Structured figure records

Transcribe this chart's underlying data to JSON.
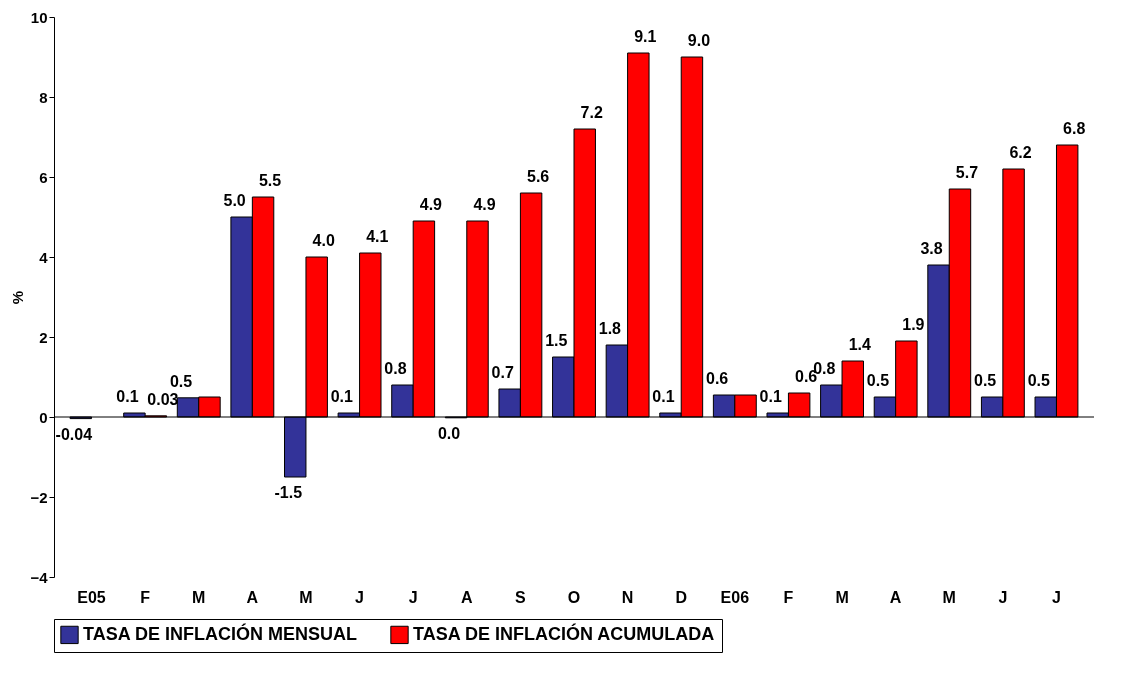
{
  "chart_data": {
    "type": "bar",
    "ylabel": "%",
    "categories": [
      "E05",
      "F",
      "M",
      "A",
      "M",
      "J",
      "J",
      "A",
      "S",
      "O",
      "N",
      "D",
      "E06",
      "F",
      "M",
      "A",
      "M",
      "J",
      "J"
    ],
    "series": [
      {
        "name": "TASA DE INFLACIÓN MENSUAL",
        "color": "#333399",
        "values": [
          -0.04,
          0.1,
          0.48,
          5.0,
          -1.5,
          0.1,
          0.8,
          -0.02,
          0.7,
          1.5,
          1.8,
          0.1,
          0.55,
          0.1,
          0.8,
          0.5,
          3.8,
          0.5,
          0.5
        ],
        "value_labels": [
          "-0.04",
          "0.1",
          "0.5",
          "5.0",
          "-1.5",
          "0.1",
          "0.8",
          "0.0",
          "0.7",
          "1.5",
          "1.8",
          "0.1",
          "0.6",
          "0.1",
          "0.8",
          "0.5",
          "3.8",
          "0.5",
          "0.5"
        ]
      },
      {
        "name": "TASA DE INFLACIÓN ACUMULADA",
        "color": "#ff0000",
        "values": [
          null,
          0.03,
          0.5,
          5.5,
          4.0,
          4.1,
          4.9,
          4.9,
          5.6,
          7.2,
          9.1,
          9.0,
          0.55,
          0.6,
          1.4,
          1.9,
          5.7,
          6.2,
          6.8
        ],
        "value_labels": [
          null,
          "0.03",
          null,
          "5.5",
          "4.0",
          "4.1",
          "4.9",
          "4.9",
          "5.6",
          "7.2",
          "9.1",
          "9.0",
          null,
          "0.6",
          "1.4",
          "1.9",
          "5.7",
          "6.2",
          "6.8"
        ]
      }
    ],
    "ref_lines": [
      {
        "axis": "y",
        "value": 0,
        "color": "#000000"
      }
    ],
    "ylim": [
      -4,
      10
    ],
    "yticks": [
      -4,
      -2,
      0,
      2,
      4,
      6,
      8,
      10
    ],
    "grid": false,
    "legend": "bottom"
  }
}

## TASK TO COMPLETE
Only the number is wanted: how many lines of the data contain the word "color"?

## EXERCISE RESULT
3